── INPUT ──
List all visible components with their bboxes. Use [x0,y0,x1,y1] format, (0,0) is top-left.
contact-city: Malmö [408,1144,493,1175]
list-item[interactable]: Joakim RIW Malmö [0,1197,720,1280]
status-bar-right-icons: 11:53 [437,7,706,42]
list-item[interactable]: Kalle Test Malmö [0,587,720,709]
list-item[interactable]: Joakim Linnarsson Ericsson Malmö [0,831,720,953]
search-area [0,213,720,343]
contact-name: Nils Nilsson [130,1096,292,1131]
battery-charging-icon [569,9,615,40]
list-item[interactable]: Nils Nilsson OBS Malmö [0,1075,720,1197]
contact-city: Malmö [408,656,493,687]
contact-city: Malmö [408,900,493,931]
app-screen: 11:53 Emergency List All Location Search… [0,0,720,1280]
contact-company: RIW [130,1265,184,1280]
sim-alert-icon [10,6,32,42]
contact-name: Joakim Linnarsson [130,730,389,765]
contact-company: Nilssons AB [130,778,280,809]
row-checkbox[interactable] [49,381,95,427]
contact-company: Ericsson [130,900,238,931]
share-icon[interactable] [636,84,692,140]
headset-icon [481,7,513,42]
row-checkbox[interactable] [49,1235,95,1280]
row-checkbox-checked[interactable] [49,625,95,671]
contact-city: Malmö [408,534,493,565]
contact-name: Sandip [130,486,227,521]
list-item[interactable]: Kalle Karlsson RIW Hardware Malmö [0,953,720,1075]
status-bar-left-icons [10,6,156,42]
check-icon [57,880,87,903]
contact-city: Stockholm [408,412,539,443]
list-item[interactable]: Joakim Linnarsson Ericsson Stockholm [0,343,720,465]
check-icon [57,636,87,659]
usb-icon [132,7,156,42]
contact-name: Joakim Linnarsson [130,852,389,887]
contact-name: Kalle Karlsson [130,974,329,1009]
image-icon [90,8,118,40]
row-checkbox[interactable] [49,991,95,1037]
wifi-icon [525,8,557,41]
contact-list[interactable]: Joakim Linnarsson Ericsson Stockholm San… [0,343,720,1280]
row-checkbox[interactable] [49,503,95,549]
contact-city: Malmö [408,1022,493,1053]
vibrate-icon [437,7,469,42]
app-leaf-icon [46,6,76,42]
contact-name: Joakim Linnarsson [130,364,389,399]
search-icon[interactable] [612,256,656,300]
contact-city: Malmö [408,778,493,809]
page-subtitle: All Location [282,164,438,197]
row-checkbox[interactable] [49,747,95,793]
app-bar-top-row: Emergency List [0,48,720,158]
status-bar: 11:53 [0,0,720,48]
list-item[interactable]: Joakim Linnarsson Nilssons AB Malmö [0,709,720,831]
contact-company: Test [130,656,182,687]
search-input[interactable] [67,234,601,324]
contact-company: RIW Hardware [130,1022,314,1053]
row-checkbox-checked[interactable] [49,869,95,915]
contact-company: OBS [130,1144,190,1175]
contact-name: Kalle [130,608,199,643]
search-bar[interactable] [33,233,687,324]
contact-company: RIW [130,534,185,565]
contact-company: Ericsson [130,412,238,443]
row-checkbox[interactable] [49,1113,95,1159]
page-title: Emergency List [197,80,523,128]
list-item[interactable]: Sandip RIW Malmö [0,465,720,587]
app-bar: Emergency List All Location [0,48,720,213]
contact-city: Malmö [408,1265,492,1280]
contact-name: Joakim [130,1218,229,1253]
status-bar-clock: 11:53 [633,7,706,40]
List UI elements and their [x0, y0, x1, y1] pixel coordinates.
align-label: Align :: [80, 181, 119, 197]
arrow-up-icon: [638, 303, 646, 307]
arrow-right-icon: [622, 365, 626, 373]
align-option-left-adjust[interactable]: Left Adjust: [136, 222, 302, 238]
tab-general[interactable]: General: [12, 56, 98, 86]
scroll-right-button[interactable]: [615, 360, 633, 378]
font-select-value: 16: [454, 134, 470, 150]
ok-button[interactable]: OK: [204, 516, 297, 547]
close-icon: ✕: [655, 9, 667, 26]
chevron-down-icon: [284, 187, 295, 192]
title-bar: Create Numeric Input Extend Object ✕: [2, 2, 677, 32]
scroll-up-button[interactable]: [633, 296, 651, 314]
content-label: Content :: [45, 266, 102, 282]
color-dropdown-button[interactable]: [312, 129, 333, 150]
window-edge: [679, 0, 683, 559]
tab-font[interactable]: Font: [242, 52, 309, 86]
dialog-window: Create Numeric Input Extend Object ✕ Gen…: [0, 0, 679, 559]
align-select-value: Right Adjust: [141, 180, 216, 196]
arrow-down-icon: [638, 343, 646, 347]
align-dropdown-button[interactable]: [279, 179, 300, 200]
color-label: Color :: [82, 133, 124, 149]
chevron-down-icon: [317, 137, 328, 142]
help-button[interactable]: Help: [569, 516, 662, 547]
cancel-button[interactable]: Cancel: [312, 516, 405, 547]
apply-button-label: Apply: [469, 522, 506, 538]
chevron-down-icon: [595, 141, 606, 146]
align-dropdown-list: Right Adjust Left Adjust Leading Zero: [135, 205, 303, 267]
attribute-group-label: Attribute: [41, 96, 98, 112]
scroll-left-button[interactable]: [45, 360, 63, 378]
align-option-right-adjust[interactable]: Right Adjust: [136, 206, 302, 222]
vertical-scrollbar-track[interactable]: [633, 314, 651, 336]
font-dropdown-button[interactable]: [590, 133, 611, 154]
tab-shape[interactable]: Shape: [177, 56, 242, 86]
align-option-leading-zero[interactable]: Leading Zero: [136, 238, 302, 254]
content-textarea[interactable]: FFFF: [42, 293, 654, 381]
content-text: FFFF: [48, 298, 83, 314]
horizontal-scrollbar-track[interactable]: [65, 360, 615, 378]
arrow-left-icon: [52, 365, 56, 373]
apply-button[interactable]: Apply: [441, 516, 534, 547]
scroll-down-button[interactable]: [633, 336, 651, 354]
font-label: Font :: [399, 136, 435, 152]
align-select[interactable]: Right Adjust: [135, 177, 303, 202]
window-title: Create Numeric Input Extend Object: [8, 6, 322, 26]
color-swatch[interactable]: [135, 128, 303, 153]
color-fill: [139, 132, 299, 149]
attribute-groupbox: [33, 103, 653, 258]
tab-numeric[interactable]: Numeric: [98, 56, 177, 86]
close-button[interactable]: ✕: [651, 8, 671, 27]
───
DIRECTIONS FOR THIS TASK:
Copy out, unchanged, each line of the data from its first line through the line containing "contact-city: Malmö [408,1022,493,1053]", including both of those lines.

ANSWER FOR THE TASK:
List all visible components with their bboxes. Use [x0,y0,x1,y1] format, (0,0) is top-left.
contact-city: Malmö [408,1144,493,1175]
list-item[interactable]: Joakim RIW Malmö [0,1197,720,1280]
status-bar-right-icons: 11:53 [437,7,706,42]
list-item[interactable]: Kalle Test Malmö [0,587,720,709]
list-item[interactable]: Joakim Linnarsson Ericsson Malmö [0,831,720,953]
search-area [0,213,720,343]
contact-name: Nils Nilsson [130,1096,292,1131]
battery-charging-icon [569,9,615,40]
list-item[interactable]: Nils Nilsson OBS Malmö [0,1075,720,1197]
contact-city: Malmö [408,656,493,687]
contact-city: Malmö [408,900,493,931]
app-screen: 11:53 Emergency List All Location Search… [0,0,720,1280]
contact-company: RIW [130,1265,184,1280]
sim-alert-icon [10,6,32,42]
contact-name: Joakim Linnarsson [130,730,389,765]
contact-company: Nilssons AB [130,778,280,809]
row-checkbox[interactable] [49,381,95,427]
contact-company: Ericsson [130,900,238,931]
share-icon[interactable] [636,84,692,140]
headset-icon [481,7,513,42]
row-checkbox[interactable] [49,1235,95,1280]
row-checkbox-checked[interactable] [49,625,95,671]
contact-city: Malmö [408,534,493,565]
contact-name: Sandip [130,486,227,521]
list-item[interactable]: Kalle Karlsson RIW Hardware Malmö [0,953,720,1075]
status-bar-left-icons [10,6,156,42]
check-icon [57,880,87,903]
contact-city: Stockholm [408,412,539,443]
list-item[interactable]: Joakim Linnarsson Ericsson Stockholm [0,343,720,465]
check-icon [57,636,87,659]
usb-icon [132,7,156,42]
contact-name: Joakim Linnarsson [130,852,389,887]
contact-name: Kalle Karlsson [130,974,329,1009]
image-icon [90,8,118,40]
row-checkbox[interactable] [49,991,95,1037]
wifi-icon [525,8,557,41]
contact-list[interactable]: Joakim Linnarsson Ericsson Stockholm San… [0,343,720,1280]
row-checkbox[interactable] [49,503,95,549]
contact-city: Malmö [408,1022,493,1053]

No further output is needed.